Figure contents as structured data
------------
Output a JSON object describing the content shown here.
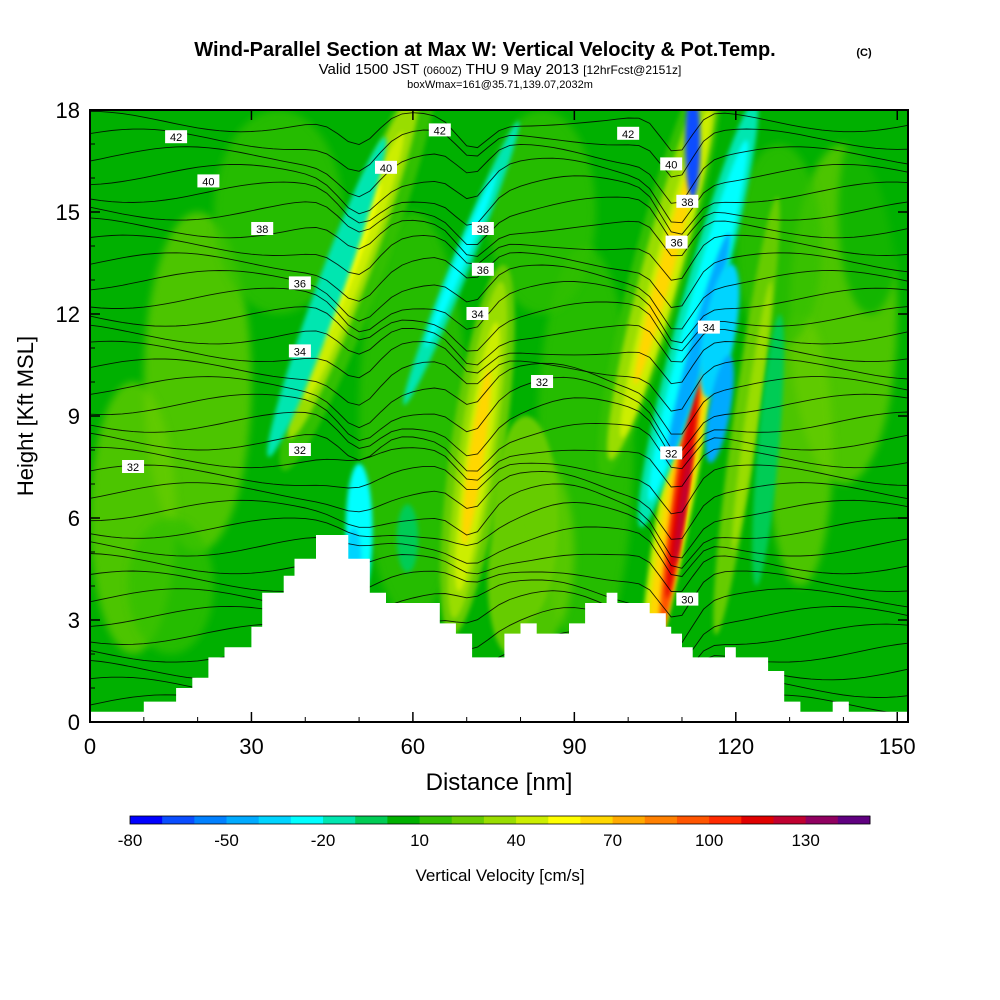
{
  "chart_data": {
    "type": "heatmap",
    "title": {
      "main": "Wind-Parallel Section at Max W: Vertical Velocity & Pot.Temp.",
      "copyright": "(C)",
      "valid_prefix": "Valid 1500 JST",
      "valid_utc": "(0600Z)",
      "valid_date": "THU 9 May 2013",
      "forecast": "[12hrFcst@2151z]",
      "box": "boxWmax=161@35.71,139.07,2032m"
    },
    "xlabel": "Distance [nm]",
    "ylabel": "Height [Kft MSL]",
    "xlim": [
      0,
      152
    ],
    "ylim": [
      0,
      18
    ],
    "x_ticks": [
      0,
      30,
      60,
      90,
      120,
      150
    ],
    "y_ticks": [
      0,
      3,
      6,
      9,
      12,
      15,
      18
    ],
    "grid": false,
    "colorbar": {
      "label": "Vertical Velocity [cm/s]",
      "placement": "bottom",
      "tick_labels": [
        "-80",
        "-50",
        "-20",
        "10",
        "40",
        "70",
        "100",
        "130"
      ],
      "bins": [
        -80,
        -70,
        -60,
        -50,
        -40,
        -30,
        -20,
        -10,
        0,
        10,
        20,
        30,
        40,
        50,
        60,
        70,
        80,
        90,
        100,
        110,
        120,
        130,
        140
      ],
      "colors": [
        "#0000ff",
        "#0a4dff",
        "#0080ff",
        "#00aaff",
        "#00d4ff",
        "#00ffff",
        "#00e6b0",
        "#00cc55",
        "#00b000",
        "#33c000",
        "#66cc00",
        "#99dd00",
        "#ccee00",
        "#ffff00",
        "#ffd700",
        "#ffaa00",
        "#ff8000",
        "#ff5500",
        "#ff2a00",
        "#e00000",
        "#c00030",
        "#900060",
        "#600080"
      ]
    },
    "terrain_kft": {
      "x": [
        0,
        10,
        10,
        16,
        16,
        19,
        19,
        22,
        22,
        25,
        25,
        30,
        30,
        32,
        32,
        36,
        36,
        38,
        38,
        42,
        42,
        46,
        46,
        48,
        48,
        52,
        52,
        55,
        55,
        65,
        65,
        68,
        68,
        71,
        71,
        77,
        77,
        80,
        80,
        83,
        83,
        89,
        89,
        92,
        92,
        96,
        96,
        98,
        98,
        104,
        104,
        107,
        107,
        108,
        108,
        110,
        110,
        112,
        112,
        118,
        118,
        120,
        120,
        126,
        126,
        129,
        129,
        132,
        132,
        138,
        138,
        141,
        141,
        152
      ],
      "y": [
        0.3,
        0.3,
        0.6,
        0.6,
        1.0,
        1.0,
        1.3,
        1.3,
        1.9,
        1.9,
        2.2,
        2.2,
        2.8,
        2.8,
        3.8,
        3.8,
        4.3,
        4.3,
        4.8,
        4.8,
        5.5,
        5.5,
        5.5,
        5.5,
        4.8,
        4.8,
        3.8,
        3.8,
        3.5,
        3.5,
        2.9,
        2.9,
        2.6,
        2.6,
        1.9,
        1.9,
        2.6,
        2.6,
        2.9,
        2.9,
        2.6,
        2.6,
        2.9,
        2.9,
        3.5,
        3.5,
        3.8,
        3.8,
        3.5,
        3.5,
        3.2,
        3.2,
        2.8,
        2.8,
        2.6,
        2.6,
        2.2,
        2.2,
        1.9,
        1.9,
        2.2,
        2.2,
        1.9,
        1.9,
        1.5,
        1.5,
        0.6,
        0.6,
        0.3,
        0.3,
        0.6,
        0.6,
        0.3,
        0.3
      ]
    },
    "vertical_velocity_features_cm_s": [
      {
        "x": 46,
        "y": 13.5,
        "value": 40
      },
      {
        "x": 72,
        "y": 7.5,
        "value": 60
      },
      {
        "x": 108,
        "y": 13.5,
        "value": 70
      },
      {
        "x": 110,
        "y": 6.5,
        "value": 110
      },
      {
        "x": 112,
        "y": 11.0,
        "value": -50
      },
      {
        "x": 50,
        "y": 5.5,
        "value": -30
      }
    ],
    "isentrope_labels": [
      {
        "text": "42",
        "x": 16,
        "y": 17.2
      },
      {
        "text": "42",
        "x": 65,
        "y": 17.4
      },
      {
        "text": "42",
        "x": 100,
        "y": 17.3
      },
      {
        "text": "40",
        "x": 22,
        "y": 15.9
      },
      {
        "text": "40",
        "x": 55,
        "y": 16.3
      },
      {
        "text": "40",
        "x": 108,
        "y": 16.4
      },
      {
        "text": "38",
        "x": 32,
        "y": 14.5
      },
      {
        "text": "38",
        "x": 73,
        "y": 14.5
      },
      {
        "text": "38",
        "x": 111,
        "y": 15.3
      },
      {
        "text": "36",
        "x": 39,
        "y": 12.9
      },
      {
        "text": "36",
        "x": 73,
        "y": 13.3
      },
      {
        "text": "36",
        "x": 109,
        "y": 14.1
      },
      {
        "text": "34",
        "x": 39,
        "y": 10.9
      },
      {
        "text": "34",
        "x": 72,
        "y": 12.0
      },
      {
        "text": "34",
        "x": 115,
        "y": 11.6
      },
      {
        "text": "32",
        "x": 39,
        "y": 8.0
      },
      {
        "text": "32",
        "x": 84,
        "y": 10.0
      },
      {
        "text": "32",
        "x": 108,
        "y": 7.9
      },
      {
        "text": "32",
        "x": 8,
        "y": 7.5
      },
      {
        "text": "30",
        "x": 111,
        "y": 3.6
      }
    ]
  }
}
------------
> Stated task
Output an exact copy of the material, with the pictures removed.

> Task response
Output a JSON object describing the content shown here.
{
  "chart_data": {
    "type": "heatmap",
    "title": {
      "main": "Wind-Parallel Section at Max W: Vertical Velocity & Pot.Temp.",
      "copyright": "(C)",
      "valid_prefix": "Valid 1500 JST",
      "valid_utc": "(0600Z)",
      "valid_date": "THU 9 May 2013",
      "forecast": "[12hrFcst@2151z]",
      "box": "boxWmax=161@35.71,139.07,2032m"
    },
    "xlabel": "Distance [nm]",
    "ylabel": "Height [Kft MSL]",
    "xlim": [
      0,
      152
    ],
    "ylim": [
      0,
      18
    ],
    "x_ticks": [
      0,
      30,
      60,
      90,
      120,
      150
    ],
    "y_ticks": [
      0,
      3,
      6,
      9,
      12,
      15,
      18
    ],
    "grid": false,
    "colorbar": {
      "label": "Vertical Velocity [cm/s]",
      "placement": "bottom",
      "tick_labels": [
        "-80",
        "-50",
        "-20",
        "10",
        "40",
        "70",
        "100",
        "130"
      ],
      "bins": [
        -80,
        -70,
        -60,
        -50,
        -40,
        -30,
        -20,
        -10,
        0,
        10,
        20,
        30,
        40,
        50,
        60,
        70,
        80,
        90,
        100,
        110,
        120,
        130,
        140
      ],
      "colors": [
        "#0000ff",
        "#0a4dff",
        "#0080ff",
        "#00aaff",
        "#00d4ff",
        "#00ffff",
        "#00e6b0",
        "#00cc55",
        "#00b000",
        "#33c000",
        "#66cc00",
        "#99dd00",
        "#ccee00",
        "#ffff00",
        "#ffd700",
        "#ffaa00",
        "#ff8000",
        "#ff5500",
        "#ff2a00",
        "#e00000",
        "#c00030",
        "#900060",
        "#600080"
      ]
    },
    "terrain_kft": {
      "x": [
        0,
        10,
        10,
        16,
        16,
        19,
        19,
        22,
        22,
        25,
        25,
        30,
        30,
        32,
        32,
        36,
        36,
        38,
        38,
        42,
        42,
        46,
        46,
        48,
        48,
        52,
        52,
        55,
        55,
        65,
        65,
        68,
        68,
        71,
        71,
        77,
        77,
        80,
        80,
        83,
        83,
        89,
        89,
        92,
        92,
        96,
        96,
        98,
        98,
        104,
        104,
        107,
        107,
        108,
        108,
        110,
        110,
        112,
        112,
        118,
        118,
        120,
        120,
        126,
        126,
        129,
        129,
        132,
        132,
        138,
        138,
        141,
        141,
        152
      ],
      "y": [
        0.3,
        0.3,
        0.6,
        0.6,
        1.0,
        1.0,
        1.3,
        1.3,
        1.9,
        1.9,
        2.2,
        2.2,
        2.8,
        2.8,
        3.8,
        3.8,
        4.3,
        4.3,
        4.8,
        4.8,
        5.5,
        5.5,
        5.5,
        5.5,
        4.8,
        4.8,
        3.8,
        3.8,
        3.5,
        3.5,
        2.9,
        2.9,
        2.6,
        2.6,
        1.9,
        1.9,
        2.6,
        2.6,
        2.9,
        2.9,
        2.6,
        2.6,
        2.9,
        2.9,
        3.5,
        3.5,
        3.8,
        3.8,
        3.5,
        3.5,
        3.2,
        3.2,
        2.8,
        2.8,
        2.6,
        2.6,
        2.2,
        2.2,
        1.9,
        1.9,
        2.2,
        2.2,
        1.9,
        1.9,
        1.5,
        1.5,
        0.6,
        0.6,
        0.3,
        0.3,
        0.6,
        0.6,
        0.3,
        0.3
      ]
    },
    "vertical_velocity_features_cm_s": [
      {
        "x": 46,
        "y": 13.5,
        "value": 40
      },
      {
        "x": 72,
        "y": 7.5,
        "value": 60
      },
      {
        "x": 108,
        "y": 13.5,
        "value": 70
      },
      {
        "x": 110,
        "y": 6.5,
        "value": 110
      },
      {
        "x": 112,
        "y": 11.0,
        "value": -50
      },
      {
        "x": 50,
        "y": 5.5,
        "value": -30
      }
    ],
    "isentrope_labels": [
      {
        "text": "42",
        "x": 16,
        "y": 17.2
      },
      {
        "text": "42",
        "x": 65,
        "y": 17.4
      },
      {
        "text": "42",
        "x": 100,
        "y": 17.3
      },
      {
        "text": "40",
        "x": 22,
        "y": 15.9
      },
      {
        "text": "40",
        "x": 55,
        "y": 16.3
      },
      {
        "text": "40",
        "x": 108,
        "y": 16.4
      },
      {
        "text": "38",
        "x": 32,
        "y": 14.5
      },
      {
        "text": "38",
        "x": 73,
        "y": 14.5
      },
      {
        "text": "38",
        "x": 111,
        "y": 15.3
      },
      {
        "text": "36",
        "x": 39,
        "y": 12.9
      },
      {
        "text": "36",
        "x": 73,
        "y": 13.3
      },
      {
        "text": "36",
        "x": 109,
        "y": 14.1
      },
      {
        "text": "34",
        "x": 39,
        "y": 10.9
      },
      {
        "text": "34",
        "x": 72,
        "y": 12.0
      },
      {
        "text": "34",
        "x": 115,
        "y": 11.6
      },
      {
        "text": "32",
        "x": 39,
        "y": 8.0
      },
      {
        "text": "32",
        "x": 84,
        "y": 10.0
      },
      {
        "text": "32",
        "x": 108,
        "y": 7.9
      },
      {
        "text": "32",
        "x": 8,
        "y": 7.5
      },
      {
        "text": "30",
        "x": 111,
        "y": 3.6
      }
    ]
  }
}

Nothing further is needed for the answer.